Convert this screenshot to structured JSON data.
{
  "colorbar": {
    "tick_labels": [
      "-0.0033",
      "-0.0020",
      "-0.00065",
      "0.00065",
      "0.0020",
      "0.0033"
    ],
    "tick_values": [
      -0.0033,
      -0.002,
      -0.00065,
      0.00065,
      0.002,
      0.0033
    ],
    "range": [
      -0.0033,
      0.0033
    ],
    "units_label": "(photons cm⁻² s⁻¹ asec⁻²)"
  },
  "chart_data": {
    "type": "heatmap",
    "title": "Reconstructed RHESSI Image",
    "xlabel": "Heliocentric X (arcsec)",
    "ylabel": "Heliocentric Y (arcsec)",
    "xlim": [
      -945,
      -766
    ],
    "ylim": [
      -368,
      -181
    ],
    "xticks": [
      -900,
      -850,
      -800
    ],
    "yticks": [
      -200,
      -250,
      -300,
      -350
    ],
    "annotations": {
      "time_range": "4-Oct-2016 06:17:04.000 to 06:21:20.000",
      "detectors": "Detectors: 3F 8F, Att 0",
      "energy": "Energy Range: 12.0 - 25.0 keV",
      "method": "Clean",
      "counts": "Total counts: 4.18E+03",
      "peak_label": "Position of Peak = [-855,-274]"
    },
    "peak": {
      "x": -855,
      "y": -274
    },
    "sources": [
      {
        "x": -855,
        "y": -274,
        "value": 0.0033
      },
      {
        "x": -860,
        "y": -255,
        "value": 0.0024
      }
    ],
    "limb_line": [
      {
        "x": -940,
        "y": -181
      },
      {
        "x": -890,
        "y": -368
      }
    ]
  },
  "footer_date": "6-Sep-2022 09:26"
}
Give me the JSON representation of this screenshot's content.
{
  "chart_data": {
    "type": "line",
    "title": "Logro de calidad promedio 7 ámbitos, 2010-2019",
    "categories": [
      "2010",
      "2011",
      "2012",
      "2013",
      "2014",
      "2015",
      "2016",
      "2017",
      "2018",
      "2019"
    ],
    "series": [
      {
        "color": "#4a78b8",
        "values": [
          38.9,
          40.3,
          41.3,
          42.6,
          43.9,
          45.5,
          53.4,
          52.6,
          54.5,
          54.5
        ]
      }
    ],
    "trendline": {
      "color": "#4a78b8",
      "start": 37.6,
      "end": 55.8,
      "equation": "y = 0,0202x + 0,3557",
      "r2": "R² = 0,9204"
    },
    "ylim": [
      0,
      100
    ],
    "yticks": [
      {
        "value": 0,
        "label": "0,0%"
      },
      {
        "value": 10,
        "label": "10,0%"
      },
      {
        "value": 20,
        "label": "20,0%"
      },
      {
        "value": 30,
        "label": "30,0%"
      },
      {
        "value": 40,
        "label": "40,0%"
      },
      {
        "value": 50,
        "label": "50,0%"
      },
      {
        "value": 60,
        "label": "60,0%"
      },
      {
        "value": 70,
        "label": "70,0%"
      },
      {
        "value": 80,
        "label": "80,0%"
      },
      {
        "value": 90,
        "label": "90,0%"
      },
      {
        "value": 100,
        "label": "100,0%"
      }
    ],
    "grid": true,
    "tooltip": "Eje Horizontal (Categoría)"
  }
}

####

SHORT EXERCISE
Every line of the data above should be copied exactly.

RESULT
Convert this screenshot to structured JSON data.
{
  "colorbar": {
    "tick_labels": [
      "-0.0033",
      "-0.0020",
      "-0.00065",
      "0.00065",
      "0.0020",
      "0.0033"
    ],
    "tick_values": [
      -0.0033,
      -0.002,
      -0.00065,
      0.00065,
      0.002,
      0.0033
    ],
    "range": [
      -0.0033,
      0.0033
    ],
    "units_label": "(photons cm⁻² s⁻¹ asec⁻²)"
  },
  "chart_data": {
    "type": "heatmap",
    "title": "Reconstructed RHESSI Image",
    "xlabel": "Heliocentric X (arcsec)",
    "ylabel": "Heliocentric Y (arcsec)",
    "xlim": [
      -945,
      -766
    ],
    "ylim": [
      -368,
      -181
    ],
    "xticks": [
      -900,
      -850,
      -800
    ],
    "yticks": [
      -200,
      -250,
      -300,
      -350
    ],
    "annotations": {
      "time_range": "4-Oct-2016 06:17:04.000 to 06:21:20.000",
      "detectors": "Detectors: 3F 8F, Att 0",
      "energy": "Energy Range: 12.0 - 25.0 keV",
      "method": "Clean",
      "counts": "Total counts: 4.18E+03",
      "peak_label": "Position of Peak = [-855,-274]"
    },
    "peak": {
      "x": -855,
      "y": -274
    },
    "sources": [
      {
        "x": -855,
        "y": -274,
        "value": 0.0033
      },
      {
        "x": -860,
        "y": -255,
        "value": 0.0024
      }
    ],
    "limb_line": [
      {
        "x": -940,
        "y": -181
      },
      {
        "x": -890,
        "y": -368
      }
    ]
  },
  "footer_date": "6-Sep-2022 09:26"
}
Give me the JSON representation of this screenshot's content.
{
  "chart_data": {
    "type": "line",
    "title": "Logro de calidad promedio 7 ámbitos, 2010-2019",
    "categories": [
      "2010",
      "2011",
      "2012",
      "2013",
      "2014",
      "2015",
      "2016",
      "2017",
      "2018",
      "2019"
    ],
    "series": [
      {
        "color": "#4a78b8",
        "values": [
          38.9,
          40.3,
          41.3,
          42.6,
          43.9,
          45.5,
          53.4,
          52.6,
          54.5,
          54.5
        ]
      }
    ],
    "trendline": {
      "color": "#4a78b8",
      "start": 37.6,
      "end": 55.8,
      "equation": "y = 0,0202x + 0,3557",
      "r2": "R² = 0,9204"
    },
    "ylim": [
      0,
      100
    ],
    "yticks": [
      {
        "value": 0,
        "label": "0,0%"
      },
      {
        "value": 10,
        "label": "10,0%"
      },
      {
        "value": 20,
        "label": "20,0%"
      },
      {
        "value": 30,
        "label": "30,0%"
      },
      {
        "value": 40,
        "label": "40,0%"
      },
      {
        "value": 50,
        "label": "50,0%"
      },
      {
        "value": 60,
        "label": "60,0%"
      },
      {
        "value": 70,
        "label": "70,0%"
      },
      {
        "value": 80,
        "label": "80,0%"
      },
      {
        "value": 90,
        "label": "90,0%"
      },
      {
        "value": 100,
        "label": "100,0%"
      }
    ],
    "grid": true,
    "tooltip": "Eje Horizontal (Categoría)"
  }
}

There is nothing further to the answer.